Do any lines in the data below contain "true"? If so, copy every one of them.
○ ○ ○ ○
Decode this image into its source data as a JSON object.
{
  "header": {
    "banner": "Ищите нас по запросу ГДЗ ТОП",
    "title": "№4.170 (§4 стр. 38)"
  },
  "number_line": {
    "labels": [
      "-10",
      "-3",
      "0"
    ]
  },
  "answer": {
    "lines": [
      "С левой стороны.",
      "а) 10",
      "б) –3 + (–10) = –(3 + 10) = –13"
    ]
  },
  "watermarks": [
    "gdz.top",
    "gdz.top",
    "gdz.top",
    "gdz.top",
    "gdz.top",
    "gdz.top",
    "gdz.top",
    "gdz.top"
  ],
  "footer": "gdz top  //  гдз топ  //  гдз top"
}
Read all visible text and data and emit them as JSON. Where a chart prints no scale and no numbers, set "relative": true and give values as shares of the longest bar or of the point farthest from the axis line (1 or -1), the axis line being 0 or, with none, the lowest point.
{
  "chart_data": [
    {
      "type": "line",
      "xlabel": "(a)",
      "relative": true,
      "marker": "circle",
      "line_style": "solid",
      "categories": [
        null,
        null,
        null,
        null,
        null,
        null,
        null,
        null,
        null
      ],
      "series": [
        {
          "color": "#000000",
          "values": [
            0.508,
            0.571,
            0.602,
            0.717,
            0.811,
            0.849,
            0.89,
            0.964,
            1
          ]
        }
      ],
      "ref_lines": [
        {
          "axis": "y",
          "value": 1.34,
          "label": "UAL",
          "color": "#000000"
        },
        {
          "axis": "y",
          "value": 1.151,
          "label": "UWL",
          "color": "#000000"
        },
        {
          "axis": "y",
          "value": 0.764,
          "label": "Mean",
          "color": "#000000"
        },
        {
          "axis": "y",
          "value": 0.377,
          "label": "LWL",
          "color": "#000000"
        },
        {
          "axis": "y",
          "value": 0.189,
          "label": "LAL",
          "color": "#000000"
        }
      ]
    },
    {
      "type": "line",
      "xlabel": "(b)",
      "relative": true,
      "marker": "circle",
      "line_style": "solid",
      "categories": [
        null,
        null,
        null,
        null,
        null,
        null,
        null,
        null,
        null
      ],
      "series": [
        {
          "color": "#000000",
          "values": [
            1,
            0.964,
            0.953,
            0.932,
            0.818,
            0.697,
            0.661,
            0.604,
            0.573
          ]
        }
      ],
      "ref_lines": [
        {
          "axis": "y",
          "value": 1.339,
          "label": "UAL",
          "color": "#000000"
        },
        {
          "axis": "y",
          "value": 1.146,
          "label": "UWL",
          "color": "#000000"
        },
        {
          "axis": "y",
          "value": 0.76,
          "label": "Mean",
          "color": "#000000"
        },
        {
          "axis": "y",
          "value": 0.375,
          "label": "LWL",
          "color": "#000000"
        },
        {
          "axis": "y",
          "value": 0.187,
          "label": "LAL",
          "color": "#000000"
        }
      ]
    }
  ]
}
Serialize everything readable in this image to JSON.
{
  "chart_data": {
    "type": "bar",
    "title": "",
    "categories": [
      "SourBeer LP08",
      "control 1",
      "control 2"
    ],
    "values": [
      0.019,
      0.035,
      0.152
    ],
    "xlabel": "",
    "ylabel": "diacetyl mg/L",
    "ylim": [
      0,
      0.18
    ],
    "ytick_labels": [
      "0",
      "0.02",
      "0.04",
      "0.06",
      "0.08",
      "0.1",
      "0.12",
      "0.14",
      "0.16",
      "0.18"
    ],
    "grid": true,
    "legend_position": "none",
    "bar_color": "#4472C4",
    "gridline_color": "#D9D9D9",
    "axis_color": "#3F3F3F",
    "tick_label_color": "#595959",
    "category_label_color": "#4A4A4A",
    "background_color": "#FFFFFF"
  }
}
○ ○ ○ ○
REPLY:
Read all visible text and data and emit them as JSON. Where a chart prints no scale and no numbers, set "relative": true and give values as shares of the longest bar or of the point farthest from the axis line (1 or -1), the axis line being 0 or, with none, the lowest point.
      "relative": true,
      "relative": true,
    "grid": true,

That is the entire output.